(To do) Return the number of lines in which the word "name" appears; add nothing else.

(Items)

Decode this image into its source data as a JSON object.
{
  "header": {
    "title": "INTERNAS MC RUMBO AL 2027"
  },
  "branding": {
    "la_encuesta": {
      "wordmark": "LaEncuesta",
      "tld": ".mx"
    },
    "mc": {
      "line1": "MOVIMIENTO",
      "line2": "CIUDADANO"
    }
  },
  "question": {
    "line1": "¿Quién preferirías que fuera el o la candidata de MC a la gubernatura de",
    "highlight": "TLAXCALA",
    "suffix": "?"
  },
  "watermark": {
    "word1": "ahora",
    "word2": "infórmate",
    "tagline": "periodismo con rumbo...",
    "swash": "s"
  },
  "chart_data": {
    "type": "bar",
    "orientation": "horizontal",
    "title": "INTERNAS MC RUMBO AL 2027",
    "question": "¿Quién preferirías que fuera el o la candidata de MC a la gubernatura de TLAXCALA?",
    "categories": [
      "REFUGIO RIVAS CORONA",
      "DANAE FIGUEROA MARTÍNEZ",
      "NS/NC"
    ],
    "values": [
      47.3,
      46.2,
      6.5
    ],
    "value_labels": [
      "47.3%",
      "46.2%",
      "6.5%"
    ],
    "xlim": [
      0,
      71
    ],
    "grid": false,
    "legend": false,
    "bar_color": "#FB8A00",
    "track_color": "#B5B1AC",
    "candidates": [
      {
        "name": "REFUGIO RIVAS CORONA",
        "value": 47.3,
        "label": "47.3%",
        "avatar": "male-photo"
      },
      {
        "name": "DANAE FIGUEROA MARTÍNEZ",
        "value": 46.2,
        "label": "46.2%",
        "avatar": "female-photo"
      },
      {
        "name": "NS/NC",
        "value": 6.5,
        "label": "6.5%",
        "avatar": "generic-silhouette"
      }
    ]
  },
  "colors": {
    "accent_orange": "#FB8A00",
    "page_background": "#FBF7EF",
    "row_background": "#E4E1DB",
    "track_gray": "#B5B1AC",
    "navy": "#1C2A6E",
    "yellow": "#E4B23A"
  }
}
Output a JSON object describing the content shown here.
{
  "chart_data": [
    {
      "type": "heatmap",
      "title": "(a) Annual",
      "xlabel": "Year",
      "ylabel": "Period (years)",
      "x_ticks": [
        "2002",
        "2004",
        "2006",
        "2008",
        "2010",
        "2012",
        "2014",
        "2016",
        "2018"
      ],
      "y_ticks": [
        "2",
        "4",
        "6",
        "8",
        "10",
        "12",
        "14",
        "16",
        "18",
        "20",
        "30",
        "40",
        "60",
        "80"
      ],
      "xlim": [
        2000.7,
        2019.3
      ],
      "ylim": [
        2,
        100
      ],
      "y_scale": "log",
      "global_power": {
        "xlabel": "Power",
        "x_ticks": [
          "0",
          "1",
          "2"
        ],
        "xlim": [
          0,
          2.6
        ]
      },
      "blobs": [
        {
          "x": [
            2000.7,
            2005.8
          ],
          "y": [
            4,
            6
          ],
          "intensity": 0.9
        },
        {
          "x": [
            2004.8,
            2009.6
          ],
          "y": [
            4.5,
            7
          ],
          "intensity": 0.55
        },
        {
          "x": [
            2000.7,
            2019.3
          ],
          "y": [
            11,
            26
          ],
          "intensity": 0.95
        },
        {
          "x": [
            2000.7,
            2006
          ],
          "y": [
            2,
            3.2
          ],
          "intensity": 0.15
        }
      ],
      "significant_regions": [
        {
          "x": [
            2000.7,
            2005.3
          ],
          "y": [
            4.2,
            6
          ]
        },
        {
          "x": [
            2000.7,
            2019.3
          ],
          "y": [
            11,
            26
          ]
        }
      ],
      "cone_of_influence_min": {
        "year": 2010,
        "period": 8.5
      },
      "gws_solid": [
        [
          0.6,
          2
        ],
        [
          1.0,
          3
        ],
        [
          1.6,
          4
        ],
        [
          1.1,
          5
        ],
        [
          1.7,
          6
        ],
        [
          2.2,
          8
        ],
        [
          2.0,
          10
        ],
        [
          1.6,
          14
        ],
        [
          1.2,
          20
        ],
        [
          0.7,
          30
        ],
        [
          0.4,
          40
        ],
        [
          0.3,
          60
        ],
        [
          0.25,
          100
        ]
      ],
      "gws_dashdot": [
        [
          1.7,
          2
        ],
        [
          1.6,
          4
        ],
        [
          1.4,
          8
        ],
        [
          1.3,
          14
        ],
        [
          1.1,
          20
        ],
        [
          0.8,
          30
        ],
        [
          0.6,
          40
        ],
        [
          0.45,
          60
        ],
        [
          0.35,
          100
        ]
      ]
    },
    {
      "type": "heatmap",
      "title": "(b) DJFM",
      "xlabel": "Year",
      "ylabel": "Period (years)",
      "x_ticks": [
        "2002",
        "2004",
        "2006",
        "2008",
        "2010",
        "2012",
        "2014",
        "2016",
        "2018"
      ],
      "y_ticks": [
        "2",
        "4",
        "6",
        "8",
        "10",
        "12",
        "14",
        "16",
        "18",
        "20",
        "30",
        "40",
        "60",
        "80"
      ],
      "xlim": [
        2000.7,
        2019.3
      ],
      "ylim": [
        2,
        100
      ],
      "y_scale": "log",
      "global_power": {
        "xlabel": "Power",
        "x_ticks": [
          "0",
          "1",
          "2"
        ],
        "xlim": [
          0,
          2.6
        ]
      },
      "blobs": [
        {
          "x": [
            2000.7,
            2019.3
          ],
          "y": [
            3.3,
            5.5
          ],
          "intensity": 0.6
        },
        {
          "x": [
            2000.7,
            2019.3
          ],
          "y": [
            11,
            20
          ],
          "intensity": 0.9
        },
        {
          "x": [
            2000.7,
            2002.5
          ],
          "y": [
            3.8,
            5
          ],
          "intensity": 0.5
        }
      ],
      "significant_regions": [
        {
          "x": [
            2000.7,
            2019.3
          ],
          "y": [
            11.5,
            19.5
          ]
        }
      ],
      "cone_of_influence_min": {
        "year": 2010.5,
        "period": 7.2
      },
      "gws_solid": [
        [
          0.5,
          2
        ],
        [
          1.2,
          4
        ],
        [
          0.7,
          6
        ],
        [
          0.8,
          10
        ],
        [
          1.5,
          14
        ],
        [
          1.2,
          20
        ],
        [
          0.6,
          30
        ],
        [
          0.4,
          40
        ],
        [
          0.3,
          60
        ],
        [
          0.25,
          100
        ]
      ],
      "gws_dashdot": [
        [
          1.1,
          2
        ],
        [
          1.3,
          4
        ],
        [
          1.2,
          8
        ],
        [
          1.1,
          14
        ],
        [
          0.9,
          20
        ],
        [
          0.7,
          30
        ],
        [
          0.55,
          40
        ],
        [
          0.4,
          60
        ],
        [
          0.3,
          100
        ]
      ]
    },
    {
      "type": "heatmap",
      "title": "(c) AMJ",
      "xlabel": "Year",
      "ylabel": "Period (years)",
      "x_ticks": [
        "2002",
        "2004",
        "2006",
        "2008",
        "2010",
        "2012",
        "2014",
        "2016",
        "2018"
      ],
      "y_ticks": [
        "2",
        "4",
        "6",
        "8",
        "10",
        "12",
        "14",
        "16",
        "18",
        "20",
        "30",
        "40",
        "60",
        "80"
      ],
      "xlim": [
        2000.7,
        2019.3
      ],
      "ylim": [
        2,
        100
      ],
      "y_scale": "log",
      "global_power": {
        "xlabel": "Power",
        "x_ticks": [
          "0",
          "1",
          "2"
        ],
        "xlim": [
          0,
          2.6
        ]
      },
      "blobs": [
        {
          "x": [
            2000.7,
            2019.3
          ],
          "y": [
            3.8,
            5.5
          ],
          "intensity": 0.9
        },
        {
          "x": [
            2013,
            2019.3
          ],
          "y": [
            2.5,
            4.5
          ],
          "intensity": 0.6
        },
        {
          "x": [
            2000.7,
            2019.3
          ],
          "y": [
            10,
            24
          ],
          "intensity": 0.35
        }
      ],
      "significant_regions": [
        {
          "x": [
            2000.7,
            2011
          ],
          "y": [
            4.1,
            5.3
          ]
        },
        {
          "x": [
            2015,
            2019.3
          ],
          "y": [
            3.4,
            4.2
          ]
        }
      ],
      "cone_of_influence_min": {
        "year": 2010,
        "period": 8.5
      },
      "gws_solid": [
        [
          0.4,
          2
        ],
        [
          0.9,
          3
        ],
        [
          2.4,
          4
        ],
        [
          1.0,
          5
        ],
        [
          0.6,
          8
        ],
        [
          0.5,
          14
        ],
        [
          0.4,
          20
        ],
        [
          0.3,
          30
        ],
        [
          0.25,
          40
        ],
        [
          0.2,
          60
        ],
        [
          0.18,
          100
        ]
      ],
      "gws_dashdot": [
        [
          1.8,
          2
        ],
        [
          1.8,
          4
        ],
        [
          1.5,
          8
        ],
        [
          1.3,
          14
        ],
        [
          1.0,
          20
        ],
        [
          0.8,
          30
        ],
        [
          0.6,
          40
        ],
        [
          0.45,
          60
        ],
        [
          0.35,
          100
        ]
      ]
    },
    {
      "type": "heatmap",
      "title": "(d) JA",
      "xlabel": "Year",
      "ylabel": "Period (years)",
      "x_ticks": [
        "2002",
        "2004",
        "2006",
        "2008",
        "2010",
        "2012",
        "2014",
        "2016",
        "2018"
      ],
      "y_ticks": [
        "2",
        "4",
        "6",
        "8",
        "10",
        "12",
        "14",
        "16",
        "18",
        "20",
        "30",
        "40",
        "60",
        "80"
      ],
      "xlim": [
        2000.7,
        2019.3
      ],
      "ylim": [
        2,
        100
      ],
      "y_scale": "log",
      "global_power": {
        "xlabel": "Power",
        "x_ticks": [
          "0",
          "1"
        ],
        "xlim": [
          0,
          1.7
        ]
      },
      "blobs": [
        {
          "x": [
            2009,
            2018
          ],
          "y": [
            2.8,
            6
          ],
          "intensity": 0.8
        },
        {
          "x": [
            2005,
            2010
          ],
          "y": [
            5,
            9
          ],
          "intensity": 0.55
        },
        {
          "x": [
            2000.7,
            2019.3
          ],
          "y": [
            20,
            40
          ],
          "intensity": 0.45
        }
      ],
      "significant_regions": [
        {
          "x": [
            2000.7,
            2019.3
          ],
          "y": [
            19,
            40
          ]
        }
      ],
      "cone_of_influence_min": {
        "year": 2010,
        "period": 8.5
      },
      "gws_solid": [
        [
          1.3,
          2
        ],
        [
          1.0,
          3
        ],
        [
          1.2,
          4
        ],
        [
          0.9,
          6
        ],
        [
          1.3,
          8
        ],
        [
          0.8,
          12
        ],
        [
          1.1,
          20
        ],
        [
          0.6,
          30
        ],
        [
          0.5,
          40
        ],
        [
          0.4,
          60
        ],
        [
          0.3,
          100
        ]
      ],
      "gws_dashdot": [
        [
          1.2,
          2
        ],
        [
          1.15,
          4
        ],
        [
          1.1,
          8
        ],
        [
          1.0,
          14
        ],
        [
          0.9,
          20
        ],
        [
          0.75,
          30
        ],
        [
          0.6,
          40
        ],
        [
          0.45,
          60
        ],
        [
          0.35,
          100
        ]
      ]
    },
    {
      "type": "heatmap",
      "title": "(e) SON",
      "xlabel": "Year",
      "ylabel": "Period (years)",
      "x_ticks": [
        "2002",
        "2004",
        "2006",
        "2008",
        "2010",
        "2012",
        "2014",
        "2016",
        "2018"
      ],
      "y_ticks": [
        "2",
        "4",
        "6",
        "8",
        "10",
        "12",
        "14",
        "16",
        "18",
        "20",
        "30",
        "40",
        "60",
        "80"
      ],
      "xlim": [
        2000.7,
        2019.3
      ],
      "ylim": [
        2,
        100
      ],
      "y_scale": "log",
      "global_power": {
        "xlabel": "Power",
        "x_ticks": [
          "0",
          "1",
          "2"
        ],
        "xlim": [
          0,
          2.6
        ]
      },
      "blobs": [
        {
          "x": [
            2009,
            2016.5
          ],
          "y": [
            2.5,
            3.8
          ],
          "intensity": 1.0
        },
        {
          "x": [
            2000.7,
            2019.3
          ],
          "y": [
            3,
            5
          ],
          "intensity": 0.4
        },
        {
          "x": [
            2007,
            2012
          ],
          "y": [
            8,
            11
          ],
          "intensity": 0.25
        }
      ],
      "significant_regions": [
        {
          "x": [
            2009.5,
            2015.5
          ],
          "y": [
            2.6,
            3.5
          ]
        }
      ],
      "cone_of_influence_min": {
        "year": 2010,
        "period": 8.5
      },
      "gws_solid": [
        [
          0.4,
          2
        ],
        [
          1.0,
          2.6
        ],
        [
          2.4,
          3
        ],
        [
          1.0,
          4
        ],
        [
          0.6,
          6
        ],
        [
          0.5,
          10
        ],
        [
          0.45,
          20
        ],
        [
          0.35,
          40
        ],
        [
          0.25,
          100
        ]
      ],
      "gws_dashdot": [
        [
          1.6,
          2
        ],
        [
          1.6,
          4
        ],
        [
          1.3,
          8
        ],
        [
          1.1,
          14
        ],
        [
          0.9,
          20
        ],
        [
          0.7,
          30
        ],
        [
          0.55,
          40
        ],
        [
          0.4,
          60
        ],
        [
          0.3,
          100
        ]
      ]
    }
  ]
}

(Answer to the problem) 3